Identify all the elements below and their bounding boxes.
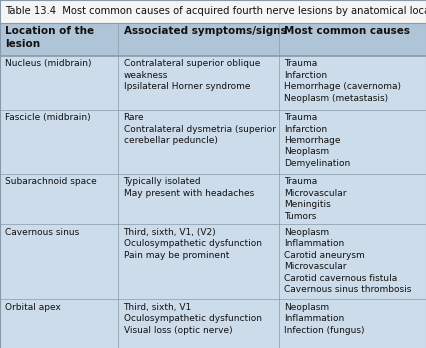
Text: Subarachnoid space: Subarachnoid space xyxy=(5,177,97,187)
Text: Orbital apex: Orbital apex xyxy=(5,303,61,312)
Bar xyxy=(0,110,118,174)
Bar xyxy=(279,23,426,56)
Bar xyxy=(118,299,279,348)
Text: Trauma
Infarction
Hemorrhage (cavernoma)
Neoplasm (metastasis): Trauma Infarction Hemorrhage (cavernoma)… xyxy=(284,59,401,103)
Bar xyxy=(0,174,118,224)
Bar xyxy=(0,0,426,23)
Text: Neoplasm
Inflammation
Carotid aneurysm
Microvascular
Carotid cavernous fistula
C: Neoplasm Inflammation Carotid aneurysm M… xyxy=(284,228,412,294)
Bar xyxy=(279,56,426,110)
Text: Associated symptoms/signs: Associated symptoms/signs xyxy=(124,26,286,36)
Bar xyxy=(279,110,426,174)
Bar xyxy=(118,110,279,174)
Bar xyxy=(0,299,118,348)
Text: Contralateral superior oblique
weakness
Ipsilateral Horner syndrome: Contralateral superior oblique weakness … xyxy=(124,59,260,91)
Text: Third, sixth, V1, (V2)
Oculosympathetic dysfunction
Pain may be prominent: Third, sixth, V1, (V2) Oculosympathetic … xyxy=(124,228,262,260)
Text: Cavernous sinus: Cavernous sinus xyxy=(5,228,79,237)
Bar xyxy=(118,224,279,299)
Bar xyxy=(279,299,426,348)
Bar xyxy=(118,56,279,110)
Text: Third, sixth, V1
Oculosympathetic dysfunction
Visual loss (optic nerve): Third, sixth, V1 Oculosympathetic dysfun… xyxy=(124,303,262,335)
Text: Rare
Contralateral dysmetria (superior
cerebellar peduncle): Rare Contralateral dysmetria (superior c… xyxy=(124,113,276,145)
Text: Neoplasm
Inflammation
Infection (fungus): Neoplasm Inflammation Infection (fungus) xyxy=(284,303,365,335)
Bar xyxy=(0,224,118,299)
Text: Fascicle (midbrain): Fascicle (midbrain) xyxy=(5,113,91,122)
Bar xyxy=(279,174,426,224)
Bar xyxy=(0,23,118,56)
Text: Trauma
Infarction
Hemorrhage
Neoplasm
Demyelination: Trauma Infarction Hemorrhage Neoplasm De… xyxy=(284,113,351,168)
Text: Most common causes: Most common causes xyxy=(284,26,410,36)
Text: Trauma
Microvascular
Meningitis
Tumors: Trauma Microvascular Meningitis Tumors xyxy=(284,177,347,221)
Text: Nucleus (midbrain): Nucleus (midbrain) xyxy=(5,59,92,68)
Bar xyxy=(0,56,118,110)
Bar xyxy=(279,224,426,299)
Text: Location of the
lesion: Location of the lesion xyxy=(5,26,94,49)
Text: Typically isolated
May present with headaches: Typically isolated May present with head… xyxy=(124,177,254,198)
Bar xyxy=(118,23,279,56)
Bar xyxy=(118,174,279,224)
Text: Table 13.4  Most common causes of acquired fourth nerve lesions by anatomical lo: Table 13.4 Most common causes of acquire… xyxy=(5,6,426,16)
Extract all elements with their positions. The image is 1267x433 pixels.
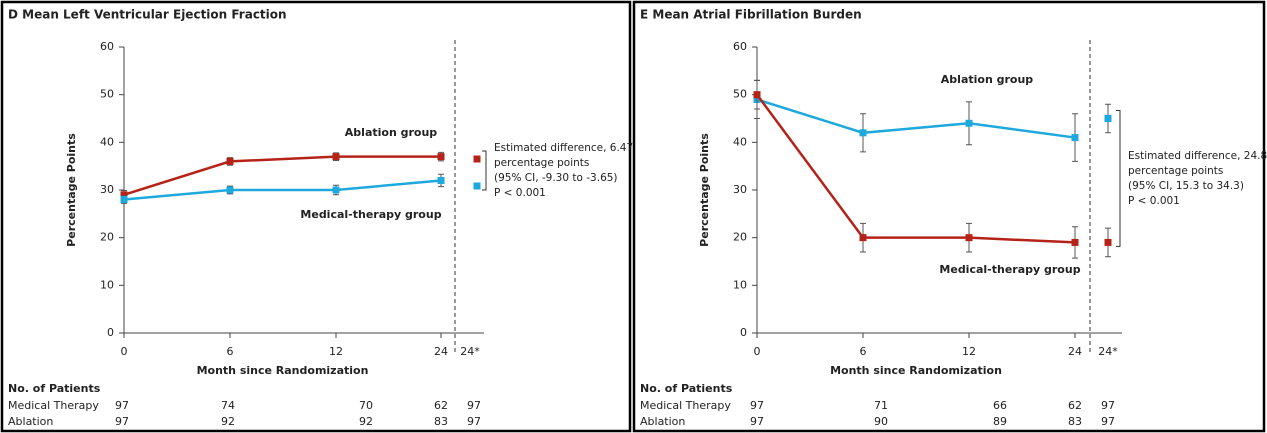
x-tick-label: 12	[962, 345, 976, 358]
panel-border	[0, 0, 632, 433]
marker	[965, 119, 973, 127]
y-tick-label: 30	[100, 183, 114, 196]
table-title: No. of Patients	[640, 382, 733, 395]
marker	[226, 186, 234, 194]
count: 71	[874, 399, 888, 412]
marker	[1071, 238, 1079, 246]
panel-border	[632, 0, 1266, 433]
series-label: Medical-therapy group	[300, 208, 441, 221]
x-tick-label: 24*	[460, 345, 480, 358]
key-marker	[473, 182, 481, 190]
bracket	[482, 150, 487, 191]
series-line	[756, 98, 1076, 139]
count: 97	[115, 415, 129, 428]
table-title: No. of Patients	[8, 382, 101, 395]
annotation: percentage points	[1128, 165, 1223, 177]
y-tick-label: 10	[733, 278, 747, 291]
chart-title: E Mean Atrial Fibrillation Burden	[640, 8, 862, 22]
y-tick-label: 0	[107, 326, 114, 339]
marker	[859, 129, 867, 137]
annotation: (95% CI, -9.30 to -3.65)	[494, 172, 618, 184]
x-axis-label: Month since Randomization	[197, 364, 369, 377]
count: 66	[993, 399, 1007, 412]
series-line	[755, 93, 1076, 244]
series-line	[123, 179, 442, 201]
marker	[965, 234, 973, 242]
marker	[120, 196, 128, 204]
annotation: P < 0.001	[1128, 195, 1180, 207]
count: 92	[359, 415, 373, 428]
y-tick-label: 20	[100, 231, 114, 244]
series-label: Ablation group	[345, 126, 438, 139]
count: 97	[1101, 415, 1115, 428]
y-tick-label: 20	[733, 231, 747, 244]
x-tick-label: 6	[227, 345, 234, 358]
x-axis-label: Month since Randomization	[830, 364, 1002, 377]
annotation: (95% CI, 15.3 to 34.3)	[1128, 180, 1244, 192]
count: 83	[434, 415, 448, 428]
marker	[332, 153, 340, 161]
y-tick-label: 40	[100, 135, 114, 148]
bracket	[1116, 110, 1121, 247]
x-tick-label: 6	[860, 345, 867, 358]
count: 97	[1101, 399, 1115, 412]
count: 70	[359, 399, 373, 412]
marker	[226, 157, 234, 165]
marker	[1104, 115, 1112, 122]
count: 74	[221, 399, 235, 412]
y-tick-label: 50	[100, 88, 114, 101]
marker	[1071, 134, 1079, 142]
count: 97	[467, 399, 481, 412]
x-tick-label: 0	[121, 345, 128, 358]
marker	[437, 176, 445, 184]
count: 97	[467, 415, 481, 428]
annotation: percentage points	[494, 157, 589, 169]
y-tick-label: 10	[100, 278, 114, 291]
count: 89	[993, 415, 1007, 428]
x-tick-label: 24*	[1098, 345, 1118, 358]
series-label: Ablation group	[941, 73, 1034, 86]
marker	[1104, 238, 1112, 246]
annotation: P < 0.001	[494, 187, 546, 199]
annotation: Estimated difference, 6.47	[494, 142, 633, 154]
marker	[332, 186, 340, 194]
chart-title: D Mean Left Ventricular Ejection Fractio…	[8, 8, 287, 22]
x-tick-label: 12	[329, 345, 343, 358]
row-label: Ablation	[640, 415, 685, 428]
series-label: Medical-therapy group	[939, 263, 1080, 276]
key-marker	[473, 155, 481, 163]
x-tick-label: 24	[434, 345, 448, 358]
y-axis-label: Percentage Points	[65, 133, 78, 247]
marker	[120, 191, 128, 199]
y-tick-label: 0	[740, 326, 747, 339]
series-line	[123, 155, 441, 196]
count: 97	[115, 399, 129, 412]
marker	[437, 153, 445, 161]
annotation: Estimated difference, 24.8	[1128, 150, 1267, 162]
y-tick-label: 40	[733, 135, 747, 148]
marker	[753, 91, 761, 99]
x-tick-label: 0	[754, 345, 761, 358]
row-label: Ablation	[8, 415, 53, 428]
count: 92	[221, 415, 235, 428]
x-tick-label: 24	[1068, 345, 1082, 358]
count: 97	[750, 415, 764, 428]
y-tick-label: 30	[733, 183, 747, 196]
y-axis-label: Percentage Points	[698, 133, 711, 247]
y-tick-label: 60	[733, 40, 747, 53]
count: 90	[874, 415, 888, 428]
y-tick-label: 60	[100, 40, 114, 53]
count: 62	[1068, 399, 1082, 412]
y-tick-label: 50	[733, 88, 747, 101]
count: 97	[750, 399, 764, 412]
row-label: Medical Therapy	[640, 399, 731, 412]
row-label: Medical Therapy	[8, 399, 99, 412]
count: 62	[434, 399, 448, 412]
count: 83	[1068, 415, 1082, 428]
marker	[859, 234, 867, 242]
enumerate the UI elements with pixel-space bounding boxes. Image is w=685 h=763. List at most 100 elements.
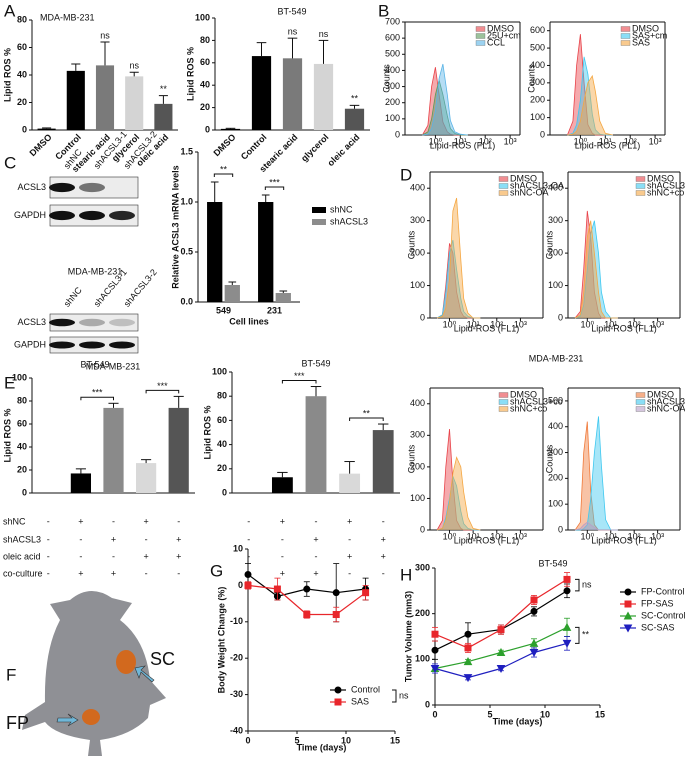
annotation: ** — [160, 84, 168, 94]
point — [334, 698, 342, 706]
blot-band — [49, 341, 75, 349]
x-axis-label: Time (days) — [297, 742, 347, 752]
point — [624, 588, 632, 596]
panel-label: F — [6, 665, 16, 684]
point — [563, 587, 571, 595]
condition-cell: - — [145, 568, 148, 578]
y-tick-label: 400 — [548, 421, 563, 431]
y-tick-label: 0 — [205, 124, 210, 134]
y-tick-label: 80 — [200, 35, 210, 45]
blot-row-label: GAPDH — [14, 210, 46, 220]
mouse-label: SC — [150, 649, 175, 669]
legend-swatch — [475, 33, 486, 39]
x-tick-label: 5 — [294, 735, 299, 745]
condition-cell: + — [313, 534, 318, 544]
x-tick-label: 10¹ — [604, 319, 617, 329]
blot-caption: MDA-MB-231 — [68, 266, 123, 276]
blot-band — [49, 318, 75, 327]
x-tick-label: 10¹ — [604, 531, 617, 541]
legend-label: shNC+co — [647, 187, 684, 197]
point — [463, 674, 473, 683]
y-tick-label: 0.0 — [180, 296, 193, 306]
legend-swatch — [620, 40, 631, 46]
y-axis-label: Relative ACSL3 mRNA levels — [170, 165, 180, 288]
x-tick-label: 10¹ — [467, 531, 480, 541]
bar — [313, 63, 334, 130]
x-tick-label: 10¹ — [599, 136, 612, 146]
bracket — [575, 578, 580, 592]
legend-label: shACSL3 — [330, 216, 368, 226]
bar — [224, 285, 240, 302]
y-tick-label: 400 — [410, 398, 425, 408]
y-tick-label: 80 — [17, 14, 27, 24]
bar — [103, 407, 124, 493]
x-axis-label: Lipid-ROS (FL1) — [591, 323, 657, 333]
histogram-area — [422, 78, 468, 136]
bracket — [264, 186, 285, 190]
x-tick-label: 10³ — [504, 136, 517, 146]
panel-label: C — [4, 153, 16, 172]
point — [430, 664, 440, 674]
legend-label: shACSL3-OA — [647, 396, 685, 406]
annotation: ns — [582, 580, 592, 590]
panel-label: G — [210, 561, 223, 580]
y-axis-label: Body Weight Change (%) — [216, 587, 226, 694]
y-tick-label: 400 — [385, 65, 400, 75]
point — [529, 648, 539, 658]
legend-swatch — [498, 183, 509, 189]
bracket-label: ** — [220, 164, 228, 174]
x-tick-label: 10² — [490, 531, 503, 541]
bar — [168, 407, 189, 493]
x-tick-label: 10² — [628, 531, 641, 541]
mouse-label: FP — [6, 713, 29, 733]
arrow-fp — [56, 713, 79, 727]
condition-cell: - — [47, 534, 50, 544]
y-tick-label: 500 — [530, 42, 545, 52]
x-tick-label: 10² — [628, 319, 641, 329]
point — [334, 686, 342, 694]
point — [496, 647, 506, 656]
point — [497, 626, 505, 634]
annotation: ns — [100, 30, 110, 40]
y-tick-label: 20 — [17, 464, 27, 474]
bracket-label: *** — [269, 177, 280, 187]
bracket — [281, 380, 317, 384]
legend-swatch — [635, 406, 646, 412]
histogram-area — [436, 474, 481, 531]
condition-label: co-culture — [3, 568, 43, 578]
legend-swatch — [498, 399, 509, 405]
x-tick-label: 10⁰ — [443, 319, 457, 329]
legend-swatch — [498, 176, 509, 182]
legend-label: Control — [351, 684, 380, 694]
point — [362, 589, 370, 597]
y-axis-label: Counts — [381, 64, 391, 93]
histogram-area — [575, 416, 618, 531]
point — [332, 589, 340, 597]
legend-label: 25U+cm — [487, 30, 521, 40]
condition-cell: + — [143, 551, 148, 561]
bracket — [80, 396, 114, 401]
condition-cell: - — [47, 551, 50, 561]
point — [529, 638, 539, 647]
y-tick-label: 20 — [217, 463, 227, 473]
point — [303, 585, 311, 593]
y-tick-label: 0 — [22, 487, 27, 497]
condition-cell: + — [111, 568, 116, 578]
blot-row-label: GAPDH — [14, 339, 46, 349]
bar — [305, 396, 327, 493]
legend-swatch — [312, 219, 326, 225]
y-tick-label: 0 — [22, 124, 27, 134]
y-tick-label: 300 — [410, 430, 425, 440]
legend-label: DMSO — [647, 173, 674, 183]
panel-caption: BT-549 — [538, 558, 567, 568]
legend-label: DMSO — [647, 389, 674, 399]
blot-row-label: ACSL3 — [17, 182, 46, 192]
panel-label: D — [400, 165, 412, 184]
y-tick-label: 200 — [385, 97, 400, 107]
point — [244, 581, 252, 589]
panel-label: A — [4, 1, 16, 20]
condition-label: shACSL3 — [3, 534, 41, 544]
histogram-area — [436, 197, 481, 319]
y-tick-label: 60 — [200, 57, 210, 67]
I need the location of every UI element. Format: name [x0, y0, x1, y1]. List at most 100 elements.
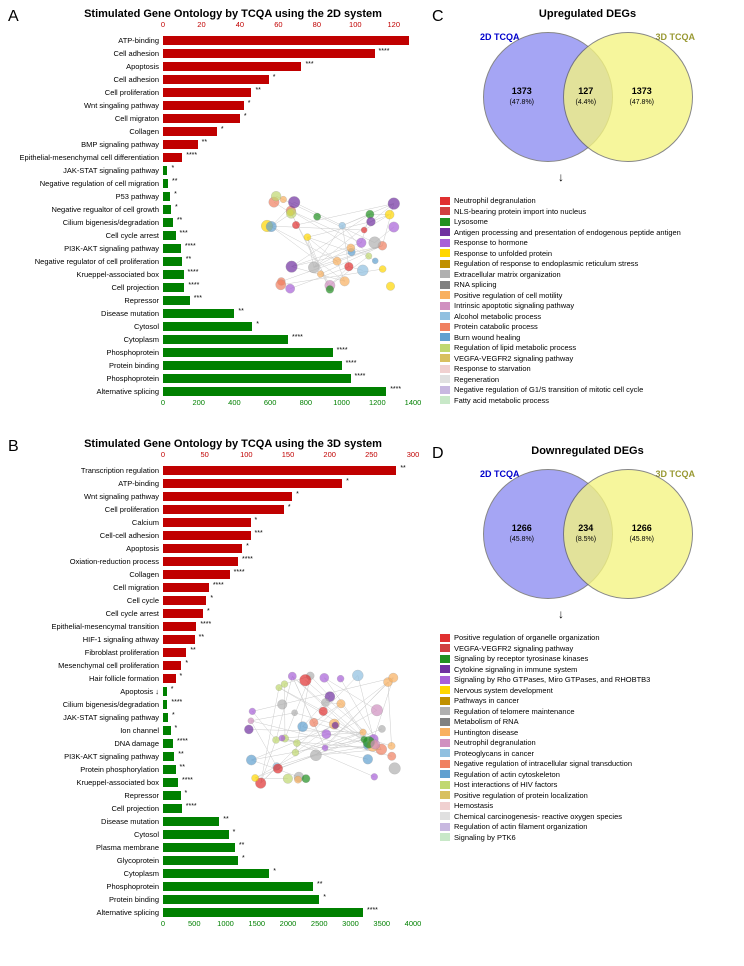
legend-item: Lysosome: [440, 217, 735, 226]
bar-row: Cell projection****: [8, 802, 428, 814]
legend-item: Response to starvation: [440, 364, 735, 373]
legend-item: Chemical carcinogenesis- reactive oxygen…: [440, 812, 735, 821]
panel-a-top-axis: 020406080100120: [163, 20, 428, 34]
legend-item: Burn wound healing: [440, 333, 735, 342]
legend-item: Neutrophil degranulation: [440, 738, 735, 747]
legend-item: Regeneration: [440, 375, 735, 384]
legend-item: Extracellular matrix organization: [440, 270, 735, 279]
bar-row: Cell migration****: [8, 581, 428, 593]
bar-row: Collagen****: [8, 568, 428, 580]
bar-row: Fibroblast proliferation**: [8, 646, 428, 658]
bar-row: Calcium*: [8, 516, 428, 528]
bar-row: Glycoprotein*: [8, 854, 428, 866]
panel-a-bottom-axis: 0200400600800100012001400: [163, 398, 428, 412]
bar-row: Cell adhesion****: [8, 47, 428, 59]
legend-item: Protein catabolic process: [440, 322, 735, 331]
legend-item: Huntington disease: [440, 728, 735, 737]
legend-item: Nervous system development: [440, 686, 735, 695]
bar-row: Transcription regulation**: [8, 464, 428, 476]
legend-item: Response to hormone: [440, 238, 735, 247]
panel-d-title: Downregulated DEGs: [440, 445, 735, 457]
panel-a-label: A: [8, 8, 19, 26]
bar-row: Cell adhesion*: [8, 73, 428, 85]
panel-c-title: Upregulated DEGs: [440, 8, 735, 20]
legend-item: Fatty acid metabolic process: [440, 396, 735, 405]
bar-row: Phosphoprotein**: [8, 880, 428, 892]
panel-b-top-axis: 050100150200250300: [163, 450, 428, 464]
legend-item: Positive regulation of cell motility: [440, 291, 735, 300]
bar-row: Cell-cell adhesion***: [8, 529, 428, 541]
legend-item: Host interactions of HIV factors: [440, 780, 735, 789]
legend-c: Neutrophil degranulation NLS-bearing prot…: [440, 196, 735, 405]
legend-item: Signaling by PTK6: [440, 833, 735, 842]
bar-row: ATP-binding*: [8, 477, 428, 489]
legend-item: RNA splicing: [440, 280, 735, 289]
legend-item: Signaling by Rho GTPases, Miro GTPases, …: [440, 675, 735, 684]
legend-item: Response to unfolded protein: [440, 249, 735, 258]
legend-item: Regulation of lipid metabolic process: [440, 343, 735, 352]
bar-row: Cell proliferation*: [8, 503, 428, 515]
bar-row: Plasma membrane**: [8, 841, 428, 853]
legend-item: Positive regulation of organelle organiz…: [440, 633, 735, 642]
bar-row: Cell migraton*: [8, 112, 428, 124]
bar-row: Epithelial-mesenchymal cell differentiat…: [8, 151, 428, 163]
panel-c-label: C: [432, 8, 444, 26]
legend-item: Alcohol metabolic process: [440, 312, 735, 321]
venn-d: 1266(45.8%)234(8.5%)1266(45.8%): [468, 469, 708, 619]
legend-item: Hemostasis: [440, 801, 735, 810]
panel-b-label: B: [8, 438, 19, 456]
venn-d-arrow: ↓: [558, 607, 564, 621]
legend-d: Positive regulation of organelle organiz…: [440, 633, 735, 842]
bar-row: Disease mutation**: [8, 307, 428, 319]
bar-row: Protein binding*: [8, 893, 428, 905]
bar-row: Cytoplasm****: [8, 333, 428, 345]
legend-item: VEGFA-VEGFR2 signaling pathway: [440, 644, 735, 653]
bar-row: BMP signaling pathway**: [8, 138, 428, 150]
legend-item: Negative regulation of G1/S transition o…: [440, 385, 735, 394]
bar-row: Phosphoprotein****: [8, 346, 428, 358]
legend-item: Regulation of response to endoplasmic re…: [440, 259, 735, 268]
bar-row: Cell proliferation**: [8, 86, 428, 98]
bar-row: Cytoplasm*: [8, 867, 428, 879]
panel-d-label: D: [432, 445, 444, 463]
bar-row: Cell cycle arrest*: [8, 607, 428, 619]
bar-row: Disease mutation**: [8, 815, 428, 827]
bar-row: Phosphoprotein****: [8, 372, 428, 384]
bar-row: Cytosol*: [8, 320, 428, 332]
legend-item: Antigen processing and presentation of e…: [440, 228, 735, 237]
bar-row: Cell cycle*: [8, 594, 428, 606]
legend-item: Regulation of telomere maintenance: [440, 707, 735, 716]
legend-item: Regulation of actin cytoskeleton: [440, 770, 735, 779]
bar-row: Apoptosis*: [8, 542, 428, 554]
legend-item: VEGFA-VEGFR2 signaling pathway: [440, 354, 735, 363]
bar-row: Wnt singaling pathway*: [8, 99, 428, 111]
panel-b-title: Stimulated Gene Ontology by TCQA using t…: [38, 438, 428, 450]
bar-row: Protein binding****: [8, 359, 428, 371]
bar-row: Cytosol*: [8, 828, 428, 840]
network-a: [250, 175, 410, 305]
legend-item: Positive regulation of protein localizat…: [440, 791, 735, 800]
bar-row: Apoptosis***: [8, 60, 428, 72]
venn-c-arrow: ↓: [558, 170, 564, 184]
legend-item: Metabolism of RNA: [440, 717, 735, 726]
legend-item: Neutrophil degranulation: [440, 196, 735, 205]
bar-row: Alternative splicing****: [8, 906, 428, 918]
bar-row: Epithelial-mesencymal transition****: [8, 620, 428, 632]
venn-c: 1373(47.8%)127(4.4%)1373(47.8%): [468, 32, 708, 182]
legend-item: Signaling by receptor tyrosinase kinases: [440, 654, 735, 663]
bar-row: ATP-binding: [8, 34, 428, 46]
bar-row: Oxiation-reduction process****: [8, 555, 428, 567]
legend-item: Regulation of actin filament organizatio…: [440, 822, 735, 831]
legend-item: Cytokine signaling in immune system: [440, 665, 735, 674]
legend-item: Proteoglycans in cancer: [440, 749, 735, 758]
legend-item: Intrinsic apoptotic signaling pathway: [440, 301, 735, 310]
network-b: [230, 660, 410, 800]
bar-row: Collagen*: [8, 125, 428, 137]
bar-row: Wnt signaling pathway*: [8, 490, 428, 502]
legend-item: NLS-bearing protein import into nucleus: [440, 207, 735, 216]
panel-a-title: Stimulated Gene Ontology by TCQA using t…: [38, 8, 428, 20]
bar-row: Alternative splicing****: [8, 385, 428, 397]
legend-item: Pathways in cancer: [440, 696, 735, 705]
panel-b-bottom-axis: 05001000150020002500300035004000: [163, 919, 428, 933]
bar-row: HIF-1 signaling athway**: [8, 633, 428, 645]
★ ★ ★ ★ ★ ★ ★
**TASK:** Your answer should consist of the lines from the material that contain "organelle".

**YOUR SOLUTION:**
legend-item: Positive regulation of organelle organiz…: [440, 633, 735, 642]
legend-d: Positive regulation of organelle organiz…: [440, 633, 735, 842]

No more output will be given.